DATA LINES:
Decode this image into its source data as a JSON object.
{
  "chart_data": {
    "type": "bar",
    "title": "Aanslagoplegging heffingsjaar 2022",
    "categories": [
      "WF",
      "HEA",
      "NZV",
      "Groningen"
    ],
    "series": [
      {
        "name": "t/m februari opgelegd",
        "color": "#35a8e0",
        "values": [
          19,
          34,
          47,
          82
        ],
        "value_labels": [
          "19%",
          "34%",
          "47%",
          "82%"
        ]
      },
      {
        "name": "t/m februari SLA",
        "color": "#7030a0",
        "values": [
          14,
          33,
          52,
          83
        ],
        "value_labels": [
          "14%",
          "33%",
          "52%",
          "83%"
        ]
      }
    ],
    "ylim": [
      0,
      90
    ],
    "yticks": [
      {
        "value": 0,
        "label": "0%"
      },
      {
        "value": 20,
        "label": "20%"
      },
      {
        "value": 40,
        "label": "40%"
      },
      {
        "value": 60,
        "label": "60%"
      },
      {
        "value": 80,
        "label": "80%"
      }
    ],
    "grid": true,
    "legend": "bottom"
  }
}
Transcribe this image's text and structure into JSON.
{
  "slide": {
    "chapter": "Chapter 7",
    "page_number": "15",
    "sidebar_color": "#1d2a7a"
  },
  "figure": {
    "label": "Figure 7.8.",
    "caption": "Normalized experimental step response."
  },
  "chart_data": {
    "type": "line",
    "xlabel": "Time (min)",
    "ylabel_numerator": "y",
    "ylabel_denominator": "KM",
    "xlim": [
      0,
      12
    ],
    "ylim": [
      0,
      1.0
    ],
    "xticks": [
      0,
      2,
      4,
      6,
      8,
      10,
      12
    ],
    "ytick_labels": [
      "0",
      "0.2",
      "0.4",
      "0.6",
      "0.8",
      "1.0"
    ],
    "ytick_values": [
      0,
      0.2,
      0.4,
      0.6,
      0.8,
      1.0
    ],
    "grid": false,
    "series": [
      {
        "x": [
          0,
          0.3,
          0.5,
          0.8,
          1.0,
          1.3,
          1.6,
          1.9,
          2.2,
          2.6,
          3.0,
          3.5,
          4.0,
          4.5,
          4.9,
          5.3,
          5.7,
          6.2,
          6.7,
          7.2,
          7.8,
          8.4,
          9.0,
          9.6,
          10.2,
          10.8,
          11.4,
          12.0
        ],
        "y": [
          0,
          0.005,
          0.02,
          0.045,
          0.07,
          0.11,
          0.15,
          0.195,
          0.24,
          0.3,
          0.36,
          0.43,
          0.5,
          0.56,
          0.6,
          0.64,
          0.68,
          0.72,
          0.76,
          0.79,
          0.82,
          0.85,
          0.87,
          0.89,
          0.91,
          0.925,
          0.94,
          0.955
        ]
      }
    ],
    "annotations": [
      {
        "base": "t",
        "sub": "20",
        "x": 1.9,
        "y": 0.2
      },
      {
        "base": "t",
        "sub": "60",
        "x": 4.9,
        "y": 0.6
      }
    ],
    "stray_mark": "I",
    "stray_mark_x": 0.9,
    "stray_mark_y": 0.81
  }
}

WHAT YOU ARE ASKED TO DO:
Scan the records above for the string "name", then report every line that contains it.

FULL ANSWER:
        "name": "t/m februari opgelegd",
        "name": "t/m februari SLA",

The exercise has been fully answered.